>>>>

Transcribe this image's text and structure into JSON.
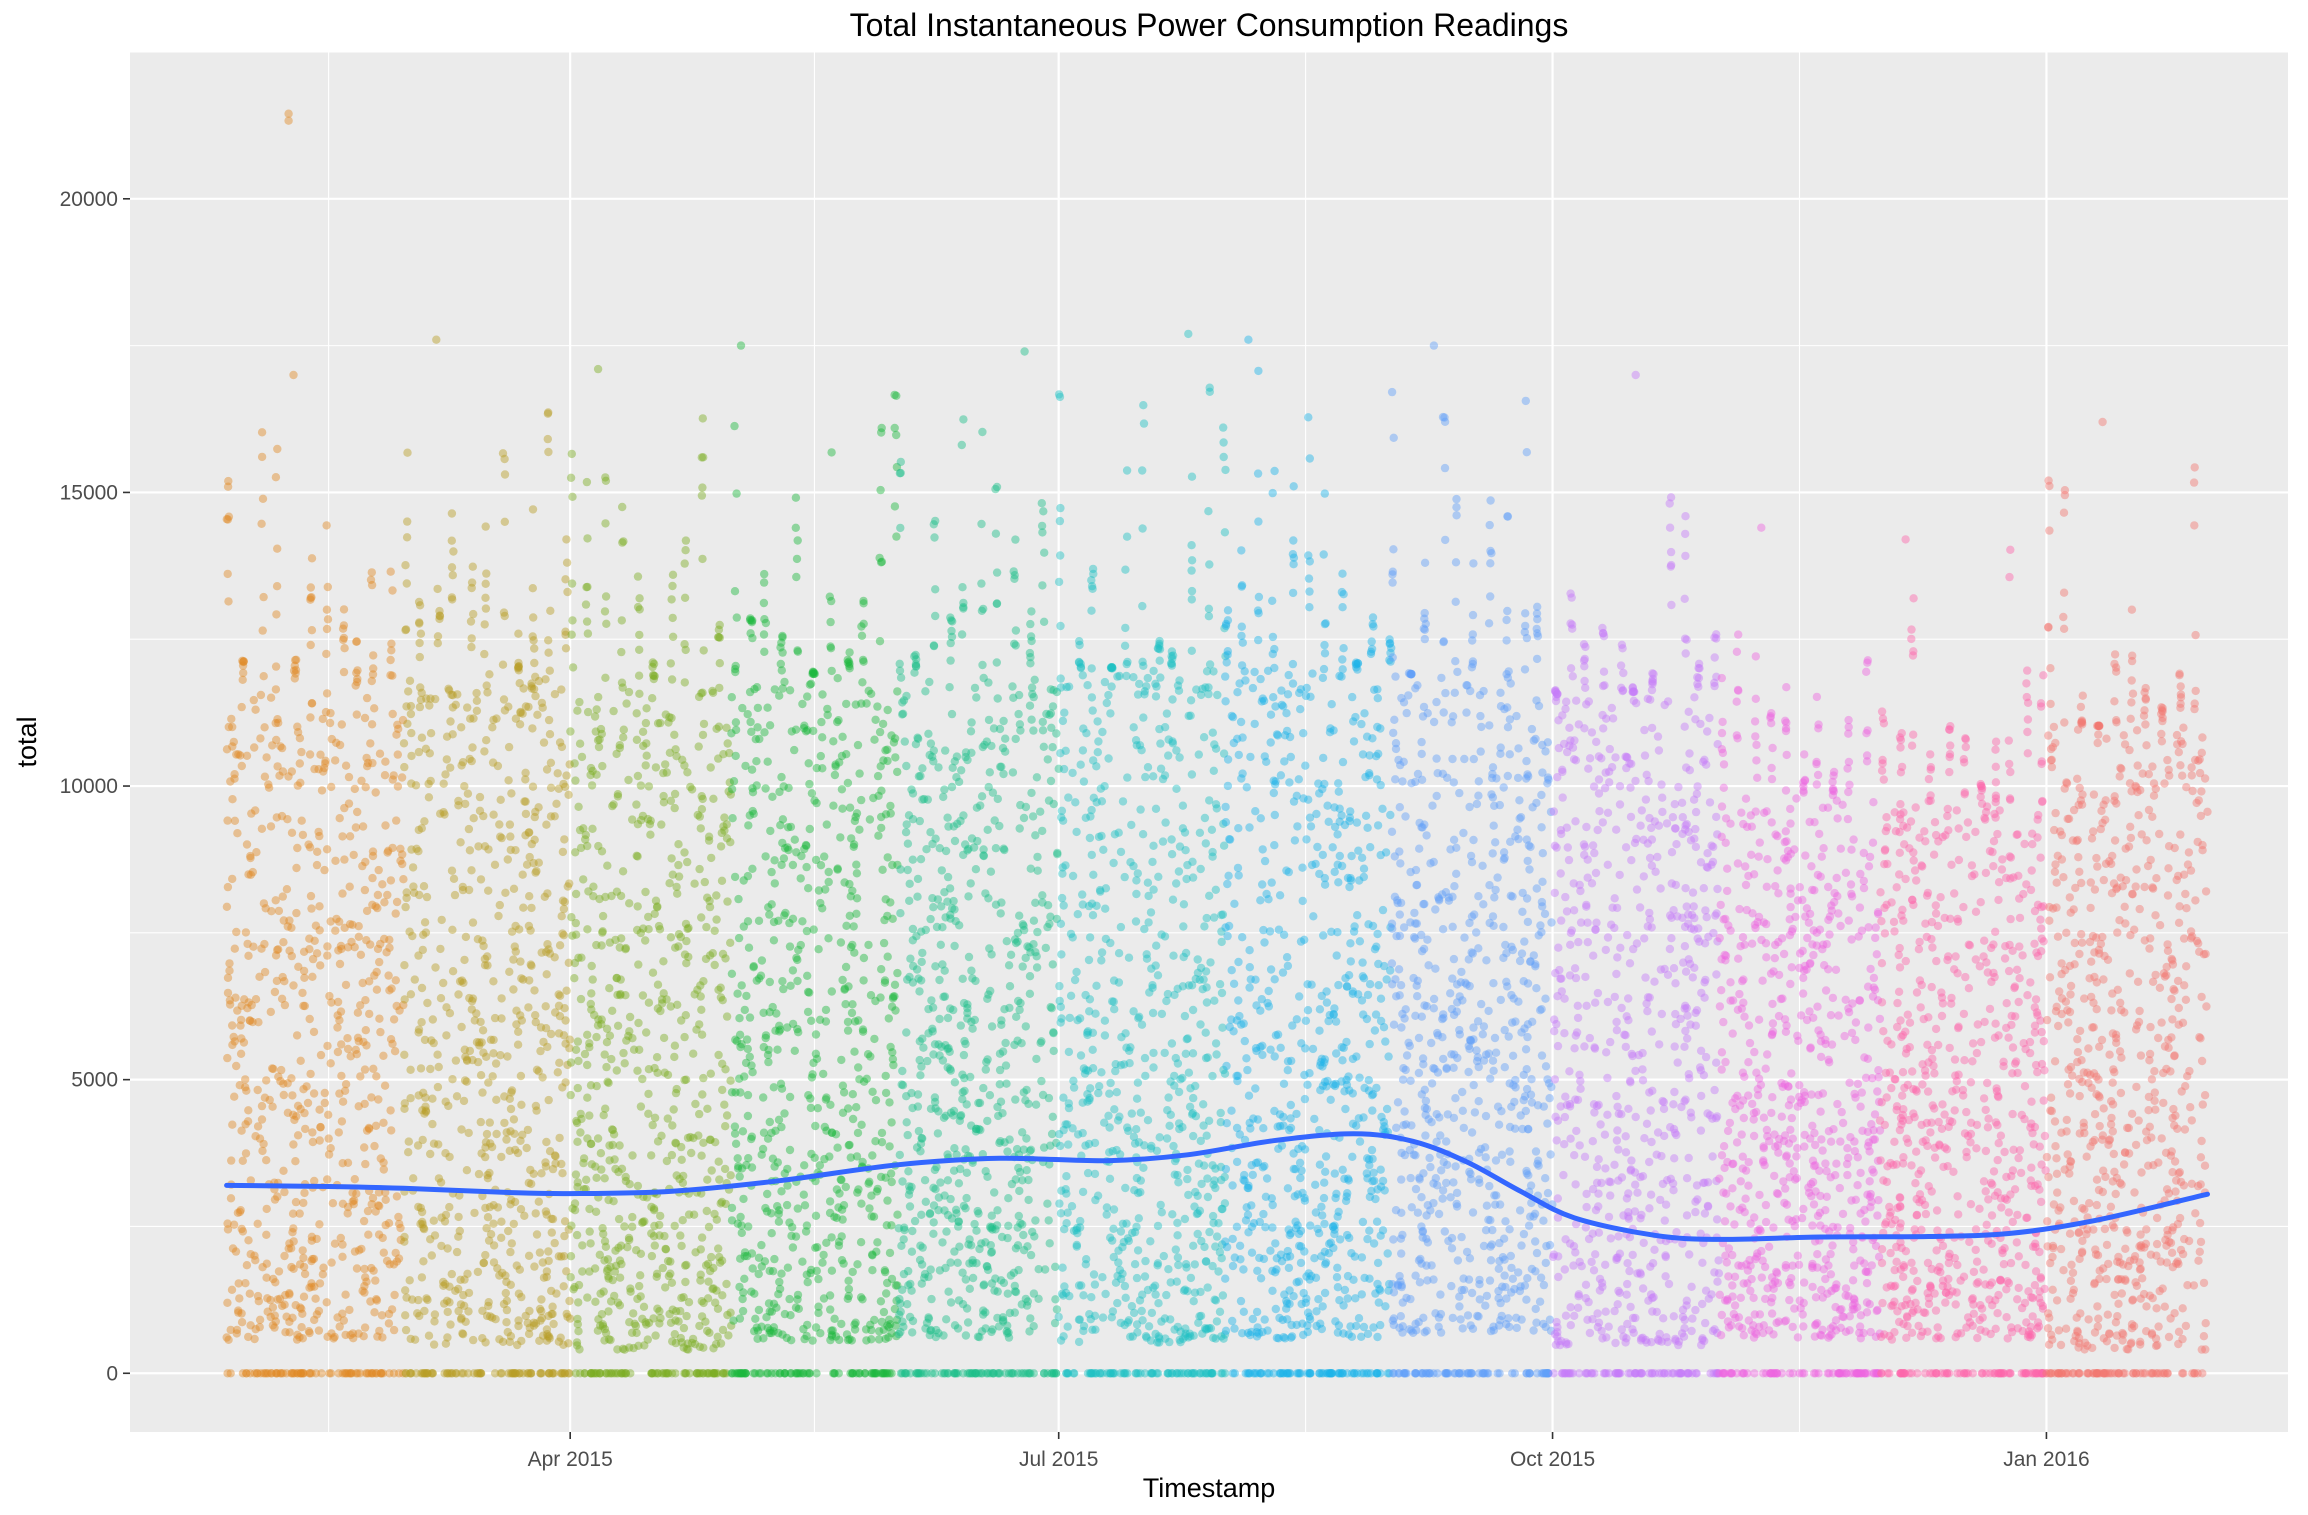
{
  "chart_data": {
    "type": "scatter",
    "title": "Total Instantaneous Power Consumption Readings",
    "xlabel": "Timestamp",
    "ylabel": "total",
    "grid": true,
    "legend": "none",
    "xlim": [
      "2015-01-09",
      "2016-02-15"
    ],
    "ylim": [
      -1000,
      22500
    ],
    "x_ticks": [
      {
        "date": "2015-04-01",
        "label": "Apr 2015"
      },
      {
        "date": "2015-07-01",
        "label": "Jul 2015"
      },
      {
        "date": "2015-10-01",
        "label": "Oct 2015"
      },
      {
        "date": "2016-01-01",
        "label": "Jan 2016"
      }
    ],
    "y_ticks": [
      0,
      5000,
      10000,
      15000,
      20000
    ],
    "groups": [
      {
        "start": "2015-01-27",
        "end": "2015-03-01",
        "color": "#E08A25",
        "max": 17000,
        "outliers": [
          21450
        ]
      },
      {
        "start": "2015-03-01",
        "end": "2015-04-01",
        "color": "#B89E26",
        "max": 17600,
        "outliers": []
      },
      {
        "start": "2015-04-01",
        "end": "2015-05-01",
        "color": "#7CAE24",
        "max": 17100,
        "outliers": []
      },
      {
        "start": "2015-05-01",
        "end": "2015-06-01",
        "color": "#1DB83E",
        "max": 17500,
        "outliers": []
      },
      {
        "start": "2015-06-01",
        "end": "2015-07-01",
        "color": "#1DBF8A",
        "max": 17400,
        "outliers": []
      },
      {
        "start": "2015-07-01",
        "end": "2015-08-01",
        "color": "#1EC0C4",
        "max": 17700,
        "outliers": []
      },
      {
        "start": "2015-08-01",
        "end": "2015-09-01",
        "color": "#1DB3E8",
        "max": 17600,
        "outliers": []
      },
      {
        "start": "2015-09-01",
        "end": "2015-10-01",
        "color": "#629FF8",
        "max": 17500,
        "outliers": []
      },
      {
        "start": "2015-10-01",
        "end": "2015-11-01",
        "color": "#C57CF9",
        "max": 17000,
        "outliers": []
      },
      {
        "start": "2015-11-01",
        "end": "2015-12-01",
        "color": "#EE67DF",
        "max": 14400,
        "outliers": []
      },
      {
        "start": "2015-12-01",
        "end": "2016-01-01",
        "color": "#FD65AA",
        "max": 14200,
        "outliers": []
      },
      {
        "start": "2016-01-01",
        "end": "2016-01-31",
        "color": "#F27772",
        "max": 16200,
        "outliers": []
      }
    ],
    "smooth_series": {
      "color": "#3366FF",
      "points": [
        {
          "x": "2015-01-27",
          "y": 3200
        },
        {
          "x": "2015-02-15",
          "y": 3180
        },
        {
          "x": "2015-03-01",
          "y": 3150
        },
        {
          "x": "2015-03-20",
          "y": 3080
        },
        {
          "x": "2015-04-01",
          "y": 3060
        },
        {
          "x": "2015-04-20",
          "y": 3100
        },
        {
          "x": "2015-05-10",
          "y": 3280
        },
        {
          "x": "2015-06-01",
          "y": 3550
        },
        {
          "x": "2015-06-20",
          "y": 3660
        },
        {
          "x": "2015-07-10",
          "y": 3620
        },
        {
          "x": "2015-07-25",
          "y": 3720
        },
        {
          "x": "2015-08-10",
          "y": 3960
        },
        {
          "x": "2015-08-25",
          "y": 4080
        },
        {
          "x": "2015-09-05",
          "y": 3950
        },
        {
          "x": "2015-09-15",
          "y": 3600
        },
        {
          "x": "2015-09-25",
          "y": 3100
        },
        {
          "x": "2015-10-05",
          "y": 2650
        },
        {
          "x": "2015-10-20",
          "y": 2350
        },
        {
          "x": "2015-11-01",
          "y": 2280
        },
        {
          "x": "2015-11-20",
          "y": 2320
        },
        {
          "x": "2015-12-10",
          "y": 2330
        },
        {
          "x": "2015-12-25",
          "y": 2380
        },
        {
          "x": "2016-01-10",
          "y": 2600
        },
        {
          "x": "2016-01-31",
          "y": 3050
        }
      ]
    }
  }
}
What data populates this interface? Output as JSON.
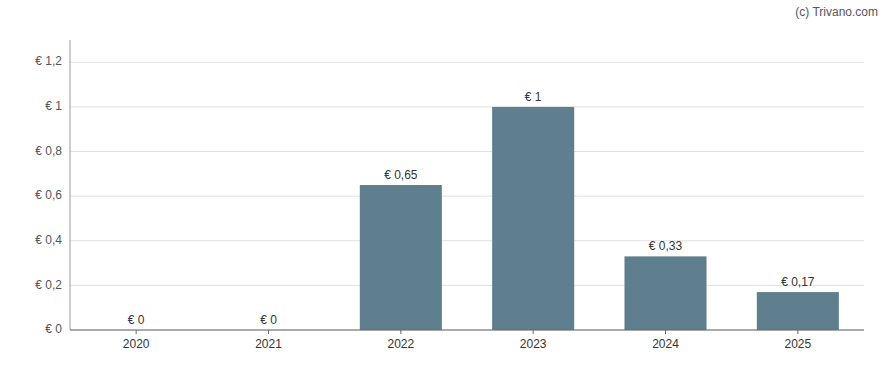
{
  "chart_data": {
    "type": "bar",
    "categories": [
      "2020",
      "2021",
      "2022",
      "2023",
      "2024",
      "2025"
    ],
    "values": [
      0,
      0,
      0.65,
      1.0,
      0.33,
      0.17
    ],
    "value_labels": [
      "€ 0",
      "€ 0",
      "€ 0,65",
      "€ 1",
      "€ 0,33",
      "€ 0,17"
    ],
    "data_labels": true,
    "color": "#5f7f8e",
    "ylim": [
      0,
      1.3
    ],
    "yticks": [
      {
        "value": 0,
        "label": "€ 0"
      },
      {
        "value": 0.2,
        "label": "€ 0,2"
      },
      {
        "value": 0.4,
        "label": "€ 0,4"
      },
      {
        "value": 0.6,
        "label": "€ 0,6"
      },
      {
        "value": 0.8,
        "label": "€ 0,8"
      },
      {
        "value": 1.0,
        "label": "€ 1"
      },
      {
        "value": 1.2,
        "label": "€ 1,2"
      }
    ],
    "grid": true,
    "annotations": [
      "(c) Trivano.com"
    ]
  }
}
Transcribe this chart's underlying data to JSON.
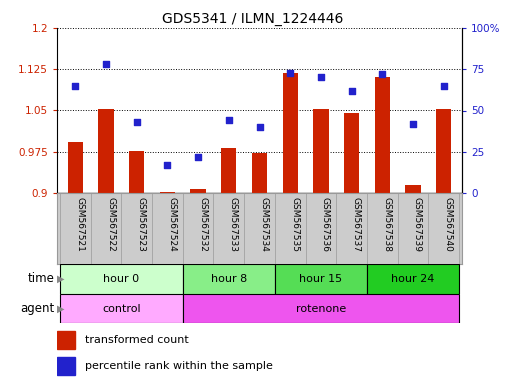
{
  "title": "GDS5341 / ILMN_1224446",
  "samples": [
    "GSM567521",
    "GSM567522",
    "GSM567523",
    "GSM567524",
    "GSM567532",
    "GSM567533",
    "GSM567534",
    "GSM567535",
    "GSM567536",
    "GSM567537",
    "GSM567538",
    "GSM567539",
    "GSM567540"
  ],
  "bar_values": [
    0.993,
    1.052,
    0.977,
    0.901,
    0.907,
    0.982,
    0.972,
    1.118,
    1.052,
    1.046,
    1.11,
    0.915,
    1.052
  ],
  "dot_values": [
    65,
    78,
    43,
    17,
    22,
    44,
    40,
    73,
    70,
    62,
    72,
    42,
    65
  ],
  "bar_color": "#cc2200",
  "dot_color": "#2222cc",
  "ylim_left": [
    0.9,
    1.2
  ],
  "ylim_right": [
    0,
    100
  ],
  "yticks_left": [
    0.9,
    0.975,
    1.05,
    1.125,
    1.2
  ],
  "yticks_right": [
    0,
    25,
    50,
    75,
    100
  ],
  "ytick_labels_left": [
    "0.9",
    "0.975",
    "1.05",
    "1.125",
    "1.2"
  ],
  "ytick_labels_right": [
    "0",
    "25",
    "50",
    "75",
    "100%"
  ],
  "time_groups": [
    {
      "label": "hour 0",
      "start": 0,
      "end": 4,
      "color": "#ccffcc"
    },
    {
      "label": "hour 8",
      "start": 4,
      "end": 7,
      "color": "#88ee88"
    },
    {
      "label": "hour 15",
      "start": 7,
      "end": 10,
      "color": "#55dd55"
    },
    {
      "label": "hour 24",
      "start": 10,
      "end": 13,
      "color": "#22cc22"
    }
  ],
  "agent_groups": [
    {
      "label": "control",
      "start": 0,
      "end": 4,
      "color": "#ffaaff"
    },
    {
      "label": "rotenone",
      "start": 4,
      "end": 13,
      "color": "#ee55ee"
    }
  ],
  "legend_bar_label": "transformed count",
  "legend_dot_label": "percentile rank within the sample",
  "background_color": "#ffffff",
  "sample_bg_color": "#cccccc",
  "sample_border_color": "#999999"
}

<<<<

PROBLEM TO WORK ON
Output the records above exactly; leave out the pictures.

OUTPUT FOR THIS TASK
Transcribe this image's text and structure into JSON.
{
  "chart_data": {
    "type": "scatter",
    "title": "Total Instantaneous Power Consumption Readings",
    "xlabel": "Timestamp",
    "ylabel": "total",
    "grid": true,
    "legend": "none",
    "xlim": [
      "2015-01-09",
      "2016-02-15"
    ],
    "ylim": [
      -1000,
      22500
    ],
    "x_ticks": [
      {
        "date": "2015-04-01",
        "label": "Apr 2015"
      },
      {
        "date": "2015-07-01",
        "label": "Jul 2015"
      },
      {
        "date": "2015-10-01",
        "label": "Oct 2015"
      },
      {
        "date": "2016-01-01",
        "label": "Jan 2016"
      }
    ],
    "y_ticks": [
      0,
      5000,
      10000,
      15000,
      20000
    ],
    "groups": [
      {
        "start": "2015-01-27",
        "end": "2015-03-01",
        "color": "#E08A25",
        "max": 17000,
        "outliers": [
          21450
        ]
      },
      {
        "start": "2015-03-01",
        "end": "2015-04-01",
        "color": "#B89E26",
        "max": 17600,
        "outliers": []
      },
      {
        "start": "2015-04-01",
        "end": "2015-05-01",
        "color": "#7CAE24",
        "max": 17100,
        "outliers": []
      },
      {
        "start": "2015-05-01",
        "end": "2015-06-01",
        "color": "#1DB83E",
        "max": 17500,
        "outliers": []
      },
      {
        "start": "2015-06-01",
        "end": "2015-07-01",
        "color": "#1DBF8A",
        "max": 17400,
        "outliers": []
      },
      {
        "start": "2015-07-01",
        "end": "2015-08-01",
        "color": "#1EC0C4",
        "max": 17700,
        "outliers": []
      },
      {
        "start": "2015-08-01",
        "end": "2015-09-01",
        "color": "#1DB3E8",
        "max": 17600,
        "outliers": []
      },
      {
        "start": "2015-09-01",
        "end": "2015-10-01",
        "color": "#629FF8",
        "max": 17500,
        "outliers": []
      },
      {
        "start": "2015-10-01",
        "end": "2015-11-01",
        "color": "#C57CF9",
        "max": 17000,
        "outliers": []
      },
      {
        "start": "2015-11-01",
        "end": "2015-12-01",
        "color": "#EE67DF",
        "max": 14400,
        "outliers": []
      },
      {
        "start": "2015-12-01",
        "end": "2016-01-01",
        "color": "#FD65AA",
        "max": 14200,
        "outliers": []
      },
      {
        "start": "2016-01-01",
        "end": "2016-01-31",
        "color": "#F27772",
        "max": 16200,
        "outliers": []
      }
    ],
    "smooth_series": {
      "color": "#3366FF",
      "points": [
        {
          "x": "2015-01-27",
          "y": 3200
        },
        {
          "x": "2015-02-15",
          "y": 3180
        },
        {
          "x": "2015-03-01",
          "y": 3150
        },
        {
          "x": "2015-03-20",
          "y": 3080
        },
        {
          "x": "2015-04-01",
          "y": 3060
        },
        {
          "x": "2015-04-20",
          "y": 3100
        },
        {
          "x": "2015-05-10",
          "y": 3280
        },
        {
          "x": "2015-06-01",
          "y": 3550
        },
        {
          "x": "2015-06-20",
          "y": 3660
        },
        {
          "x": "2015-07-10",
          "y": 3620
        },
        {
          "x": "2015-07-25",
          "y": 3720
        },
        {
          "x": "2015-08-10",
          "y": 3960
        },
        {
          "x": "2015-08-25",
          "y": 4080
        },
        {
          "x": "2015-09-05",
          "y": 3950
        },
        {
          "x": "2015-09-15",
          "y": 3600
        },
        {
          "x": "2015-09-25",
          "y": 3100
        },
        {
          "x": "2015-10-05",
          "y": 2650
        },
        {
          "x": "2015-10-20",
          "y": 2350
        },
        {
          "x": "2015-11-01",
          "y": 2280
        },
        {
          "x": "2015-11-20",
          "y": 2320
        },
        {
          "x": "2015-12-10",
          "y": 2330
        },
        {
          "x": "2015-12-25",
          "y": 2380
        },
        {
          "x": "2016-01-10",
          "y": 2600
        },
        {
          "x": "2016-01-31",
          "y": 3050
        }
      ]
    }
  }
}
What data populates this interface? Output as JSON.
{
  "chart_data": {
    "type": "bar",
    "categories": [
      "2020",
      "2021",
      "2022",
      "2023",
      "2024",
      "2025"
    ],
    "values": [
      0,
      0,
      0.65,
      1.0,
      0.33,
      0.17
    ],
    "value_labels": [
      "€ 0",
      "€ 0",
      "€ 0,65",
      "€ 1",
      "€ 0,33",
      "€ 0,17"
    ],
    "data_labels": true,
    "color": "#5f7f8e",
    "ylim": [
      0,
      1.3
    ],
    "yticks": [
      {
        "value": 0,
        "label": "€ 0"
      },
      {
        "value": 0.2,
        "label": "€ 0,2"
      },
      {
        "value": 0.4,
        "label": "€ 0,4"
      },
      {
        "value": 0.6,
        "label": "€ 0,6"
      },
      {
        "value": 0.8,
        "label": "€ 0,8"
      },
      {
        "value": 1.0,
        "label": "€ 1"
      },
      {
        "value": 1.2,
        "label": "€ 1,2"
      }
    ],
    "grid": true,
    "annotations": [
      "(c) Trivano.com"
    ]
  }
}
Transcribe this chart's underlying data to JSON.
{
  "title": "GDS5341 / ILMN_1224446",
  "samples": [
    "GSM567521",
    "GSM567522",
    "GSM567523",
    "GSM567524",
    "GSM567532",
    "GSM567533",
    "GSM567534",
    "GSM567535",
    "GSM567536",
    "GSM567537",
    "GSM567538",
    "GSM567539",
    "GSM567540"
  ],
  "bar_values": [
    0.993,
    1.052,
    0.977,
    0.901,
    0.907,
    0.982,
    0.972,
    1.118,
    1.052,
    1.046,
    1.11,
    0.915,
    1.052
  ],
  "dot_values": [
    65,
    78,
    43,
    17,
    22,
    44,
    40,
    73,
    70,
    62,
    72,
    42,
    65
  ],
  "bar_color": "#cc2200",
  "dot_color": "#2222cc",
  "ylim_left": [
    0.9,
    1.2
  ],
  "ylim_right": [
    0,
    100
  ],
  "yticks_left": [
    0.9,
    0.975,
    1.05,
    1.125,
    1.2
  ],
  "yticks_right": [
    0,
    25,
    50,
    75,
    100
  ],
  "ytick_labels_left": [
    "0.9",
    "0.975",
    "1.05",
    "1.125",
    "1.2"
  ],
  "ytick_labels_right": [
    "0",
    "25",
    "50",
    "75",
    "100%"
  ],
  "time_groups": [
    {
      "label": "hour 0",
      "start": 0,
      "end": 4,
      "color": "#ccffcc"
    },
    {
      "label": "hour 8",
      "start": 4,
      "end": 7,
      "color": "#88ee88"
    },
    {
      "label": "hour 15",
      "start": 7,
      "end": 10,
      "color": "#55dd55"
    },
    {
      "label": "hour 24",
      "start": 10,
      "end": 13,
      "color": "#22cc22"
    }
  ],
  "agent_groups": [
    {
      "label": "control",
      "start": 0,
      "end": 4,
      "color": "#ffaaff"
    },
    {
      "label": "rotenone",
      "start": 4,
      "end": 13,
      "color": "#ee55ee"
    }
  ],
  "legend_bar_label": "transformed count",
  "legend_dot_label": "percentile rank within the sample",
  "background_color": "#ffffff",
  "sample_bg_color": "#cccccc",
  "sample_border_color": "#999999"
}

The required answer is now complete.